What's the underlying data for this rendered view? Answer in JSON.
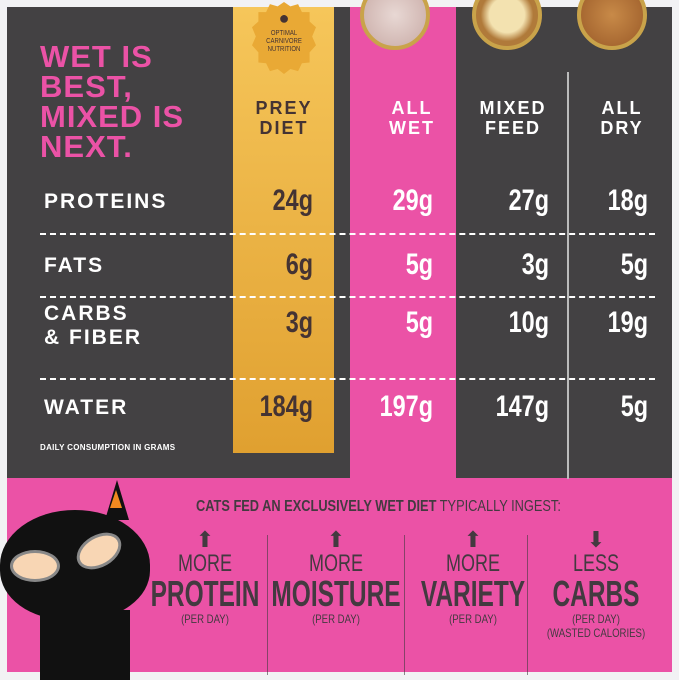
{
  "headline": "WET IS BEST, MIXED IS NEXT.",
  "badge": {
    "lines": [
      "OPTIMAL",
      "CARNIVORE",
      "NUTRITION"
    ],
    "icon": "mouse-icon"
  },
  "columns": [
    {
      "label1": "PREY",
      "label2": "DIET"
    },
    {
      "label1": "ALL",
      "label2": "WET"
    },
    {
      "label1": "MIXED",
      "label2": "FEED"
    },
    {
      "label1": "ALL",
      "label2": "DRY"
    }
  ],
  "rows": [
    {
      "label1": "PROTEINS",
      "label2": "",
      "values": [
        "24g",
        "29g",
        "27g",
        "18g"
      ]
    },
    {
      "label1": "FATS",
      "label2": "",
      "values": [
        "6g",
        "5g",
        "3g",
        "5g"
      ]
    },
    {
      "label1": "CARBS",
      "label2": "& FIBER",
      "values": [
        "3g",
        "5g",
        "10g",
        "19g"
      ]
    },
    {
      "label1": "WATER",
      "label2": "",
      "values": [
        "184g",
        "197g",
        "147g",
        "5g"
      ]
    }
  ],
  "note": "DAILY CONSUMPTION IN GRAMS",
  "tagline": {
    "bold": "CATS FED AN EXCLUSIVELY WET DIET",
    "rest": " TYPICALLY INGEST:"
  },
  "benefits": [
    {
      "arrow": "⬆",
      "small": "MORE",
      "big": "PROTEIN",
      "sub": "(PER DAY)",
      "sub2": ""
    },
    {
      "arrow": "⬆",
      "small": "MORE",
      "big": "MOISTURE",
      "sub": "(PER DAY)",
      "sub2": ""
    },
    {
      "arrow": "⬆",
      "small": "MORE",
      "big": "VARIETY",
      "sub": "(PER DAY)",
      "sub2": ""
    },
    {
      "arrow": "⬇",
      "small": "LESS",
      "big": "CARBS",
      "sub": "(PER DAY)",
      "sub2": "(WASTED CALORIES)"
    }
  ],
  "colors": {
    "pink": "#eb52a6",
    "dark": "#434143",
    "gold": "#e9a935"
  }
}
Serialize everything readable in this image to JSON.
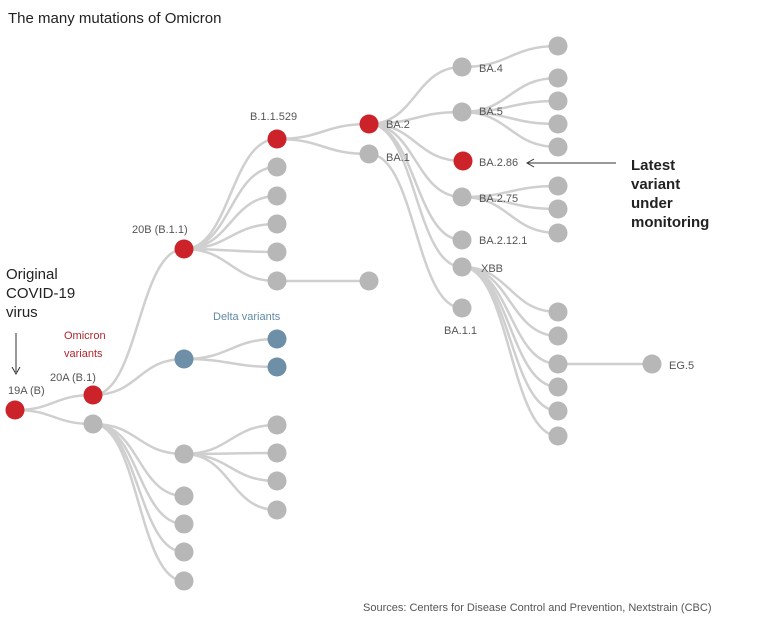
{
  "title": "The many mutations of Omicron",
  "colors": {
    "red": "#cc2229",
    "grey": "#b7b7b7",
    "blue": "#6d8fa8",
    "edge": "#cfcfcf"
  },
  "labels": {
    "root": "19A (B)",
    "n20a": "20A (B.1)",
    "n20b": "20B (B.1.1)",
    "b11529": "B.1.1.529",
    "ba2": "BA.2",
    "ba1": "BA.1",
    "ba4": "BA.4",
    "ba5": "BA.5",
    "ba286": "BA.2.86",
    "ba275": "BA.2.75",
    "ba2121": "BA.2.12.1",
    "xbb": "XBB",
    "ba11": "BA.1.1",
    "eg5": "EG.5"
  },
  "annotations": {
    "original": [
      "Original",
      "COVID-19",
      "virus"
    ],
    "omicron": [
      "Omicron",
      "variants"
    ],
    "delta": "Delta variants",
    "latest": [
      "Latest",
      "variant",
      "under",
      "monitoring"
    ]
  },
  "source": "Sources: Centers for Disease Control and Prevention, Nextstrain (CBC)"
}
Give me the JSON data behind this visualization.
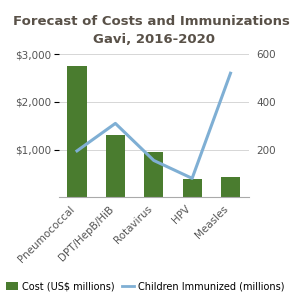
{
  "title_line1": "Forecast of Costs and Immunizations:",
  "title_line2": "Gavi, 2016-2020",
  "categories": [
    "Pneumococcal",
    "DPT/HepB/HiB",
    "Rotavirus",
    "HPV",
    "Measles"
  ],
  "cost_values": [
    2750,
    1300,
    950,
    380,
    430
  ],
  "immunized_values": [
    195,
    310,
    155,
    80,
    520
  ],
  "bar_color": "#4a7c2f",
  "line_color": "#7fafd4",
  "left_ylim": [
    0,
    3000
  ],
  "right_ylim": [
    0,
    600
  ],
  "left_yticks": [
    1000,
    2000,
    3000
  ],
  "right_yticks": [
    200,
    400,
    600
  ],
  "left_yticklabels": [
    "$1,000",
    "$2,000",
    "$3,000"
  ],
  "right_yticklabels": [
    "200",
    "400",
    "600"
  ],
  "legend_cost": "Cost (US$ millions)",
  "legend_immunized": "Children Immunized (millions)",
  "background_color": "#ffffff",
  "title_color": "#595148",
  "title_fontsize": 9.5,
  "tick_fontsize": 7.5,
  "legend_fontsize": 7.0,
  "axis_color": "#aaaaaa"
}
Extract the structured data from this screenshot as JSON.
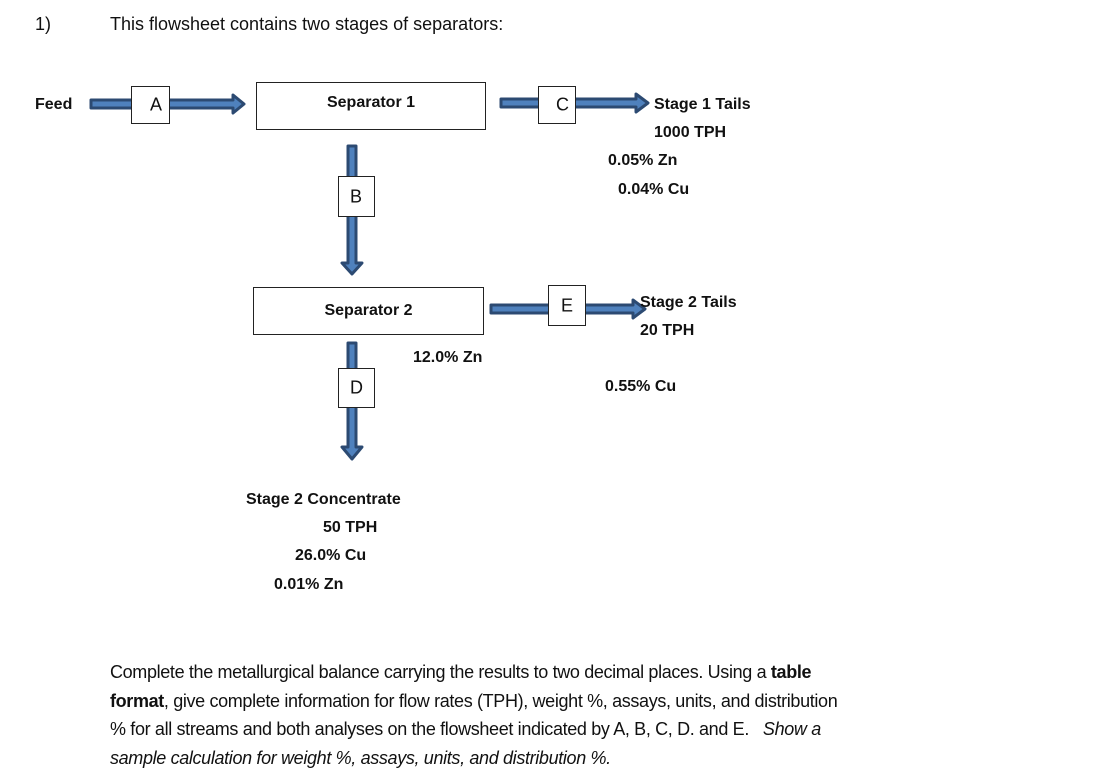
{
  "question": {
    "number": "1)",
    "intro": "This flowsheet contains two stages of separators:"
  },
  "flowsheet": {
    "feed_label": "Feed",
    "separator1": "Separator 1",
    "separator2": "Separator 2",
    "streams": {
      "A": "A",
      "B": "B",
      "C": "C",
      "D": "D",
      "E": "E"
    },
    "stage1_tails": {
      "title": "Stage 1 Tails",
      "rate": "1000 TPH",
      "zn": "0.05% Zn",
      "cu": "0.04% Cu"
    },
    "stage2_tails": {
      "title": "Stage 2 Tails",
      "rate": "20 TPH",
      "cu": "0.55% Cu",
      "zn": "12.0% Zn"
    },
    "stage2_concentrate": {
      "title": "Stage 2 Concentrate",
      "rate": "50 TPH",
      "cu": "26.0% Cu",
      "zn": "0.01% Zn"
    },
    "colors": {
      "arrow_fill": "#4f81bd",
      "arrow_outline": "#2c4a72"
    }
  },
  "instructions": {
    "line1": "Complete the metallurgical balance carrying the results to two decimal places. Using a ",
    "line1_bold": "table",
    "line2_bold": "format",
    "line2": ", give complete information for flow rates (TPH), weight %, assays, units, and distribution",
    "line3": "% for all streams and both analyses on the flowsheet indicated by A, B, C, D. and E.   ",
    "line3_italic": "Show a",
    "line4_italic": "sample calculation for weight %, assays, units, and distribution %."
  }
}
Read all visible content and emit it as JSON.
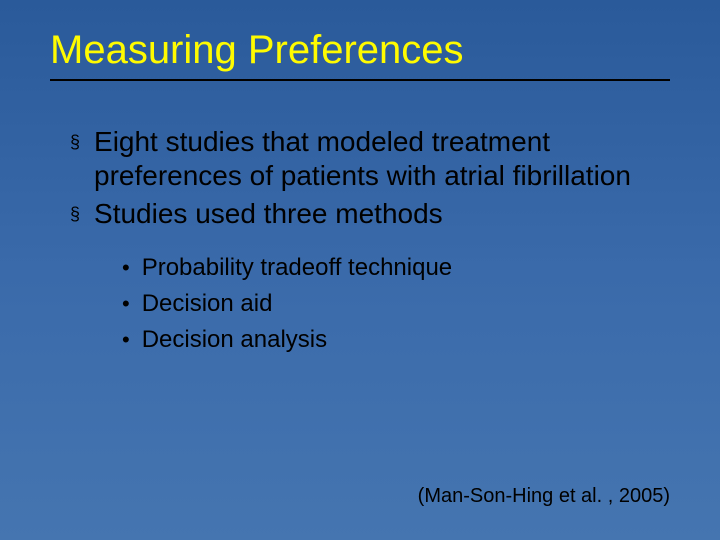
{
  "slide": {
    "title": "Measuring Preferences",
    "title_color": "#fffb00",
    "title_fontsize": 40,
    "underline_color": "#000000",
    "background_gradient": [
      "#2a5a9a",
      "#3a6aaa",
      "#4575b0"
    ],
    "body_text_color": "#000000",
    "bullets": [
      {
        "text": "Eight studies that modeled treatment preferences of patients with atrial fibrillation",
        "fontsize": 28,
        "marker": "§"
      },
      {
        "text": "Studies used three methods",
        "fontsize": 28,
        "marker": "§"
      }
    ],
    "sub_bullets": [
      {
        "text": "Probability tradeoff technique",
        "fontsize": 24,
        "marker": "•"
      },
      {
        "text": "Decision aid",
        "fontsize": 24,
        "marker": "•"
      },
      {
        "text": "Decision analysis",
        "fontsize": 24,
        "marker": "•"
      }
    ],
    "citation": "(Man-Son-Hing et al. , 2005)",
    "citation_fontsize": 20
  }
}
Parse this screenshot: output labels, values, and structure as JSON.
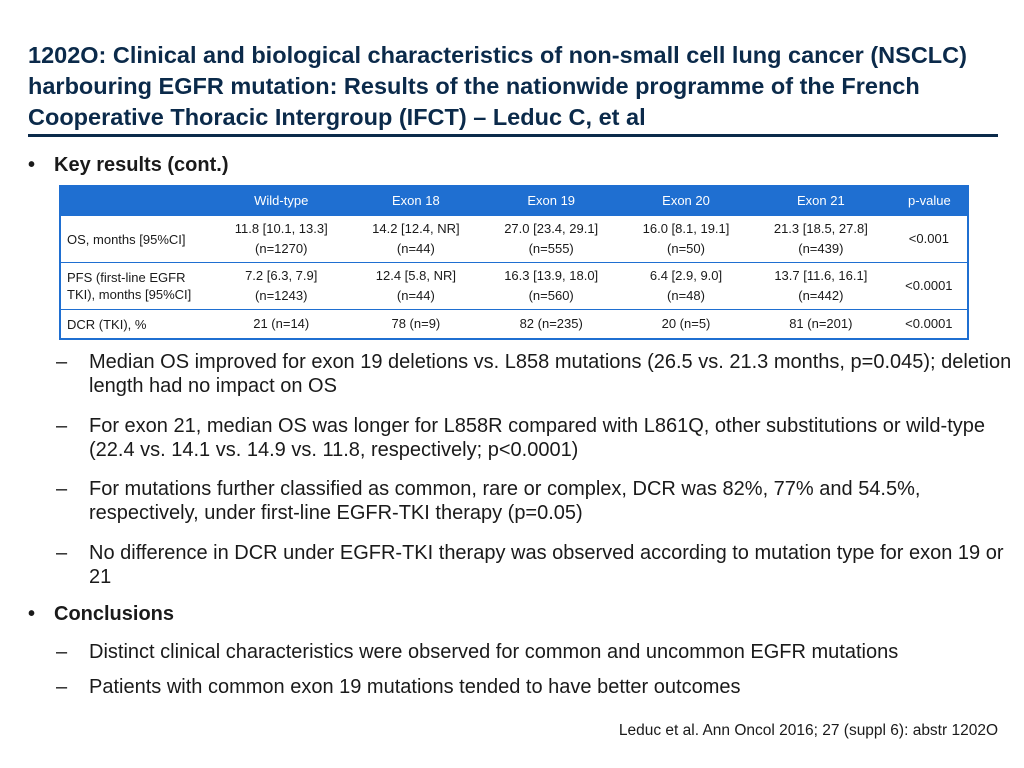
{
  "title": "1202O: Clinical and biological characteristics of non-small cell lung cancer (NSCLC) harbouring EGFR mutation: Results of the nationwide programme of the French Cooperative Thoracic Intergroup (IFCT) – Leduc C, et al",
  "bullet_glyph": "•",
  "dash_glyph": "–",
  "key_results_heading": "Key results (cont.)",
  "table": {
    "headers": [
      "",
      "Wild-type",
      "Exon 18",
      "Exon 19",
      "Exon 20",
      "Exon 21",
      "p-value"
    ],
    "rows": [
      {
        "label": "OS, months [95%CI]",
        "cells": [
          {
            "main": "11.8 [10.1, 13.3]",
            "sub": "(n=1270)"
          },
          {
            "main": "14.2 [12.4, NR]",
            "sub": "(n=44)"
          },
          {
            "main": "27.0 [23.4, 29.1]",
            "sub": "(n=555)"
          },
          {
            "main": "16.0 [8.1, 19.1]",
            "sub": "(n=50)"
          },
          {
            "main": "21.3 [18.5, 27.8]",
            "sub": "(n=439)"
          }
        ],
        "pvalue": "<0.001"
      },
      {
        "label": "PFS (first-line EGFR TKI), months [95%CI]",
        "cells": [
          {
            "main": "7.2 [6.3, 7.9]",
            "sub": "(n=1243)"
          },
          {
            "main": "12.4 [5.8, NR]",
            "sub": "(n=44)"
          },
          {
            "main": "16.3 [13.9, 18.0]",
            "sub": "(n=560)"
          },
          {
            "main": "6.4 [2.9, 9.0]",
            "sub": "(n=48)"
          },
          {
            "main": "13.7 [11.6, 16.1]",
            "sub": "(n=442)"
          }
        ],
        "pvalue": "<0.0001"
      },
      {
        "label": "DCR (TKI), %",
        "cells": [
          {
            "main": "21 (n=14)",
            "sub": ""
          },
          {
            "main": "78 (n=9)",
            "sub": ""
          },
          {
            "main": "82 (n=235)",
            "sub": ""
          },
          {
            "main": "20 (n=5)",
            "sub": ""
          },
          {
            "main": "81 (n=201)",
            "sub": ""
          }
        ],
        "pvalue": "<0.0001"
      }
    ]
  },
  "key_results_points": [
    "Median OS improved for exon 19 deletions vs. L858 mutations (26.5 vs. 21.3 months, p=0.045); deletion length had no impact on OS",
    "For exon 21, median OS was longer for L858R compared with L861Q, other substitutions or wild-type (22.4 vs. 14.1 vs. 14.9 vs. 11.8, respectively; p<0.0001)",
    "For mutations further classified as common, rare or complex, DCR was 82%, 77% and 54.5%, respectively, under first-line EGFR-TKI therapy (p=0.05)",
    "No difference in DCR under EGFR-TKI therapy was observed according to mutation type for exon 19 or 21"
  ],
  "conclusions_heading": "Conclusions",
  "conclusion_points": [
    "Distinct clinical characteristics were observed for common and uncommon EGFR mutations",
    "Patients with common exon 19 mutations tended to have better outcomes"
  ],
  "reference": "Leduc et al. Ann Oncol 2016; 27 (suppl 6): abstr 1202O",
  "colors": {
    "title": "#0b2a4a",
    "table_header": "#1f6fd1",
    "table_border": "#1f6fd1"
  }
}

_ _ _

> **WHAT IS EXPECTED**
Tell how many lines above contain the word "observed". Nothing but the number is needed.

> **EXPECTED ANSWER**
2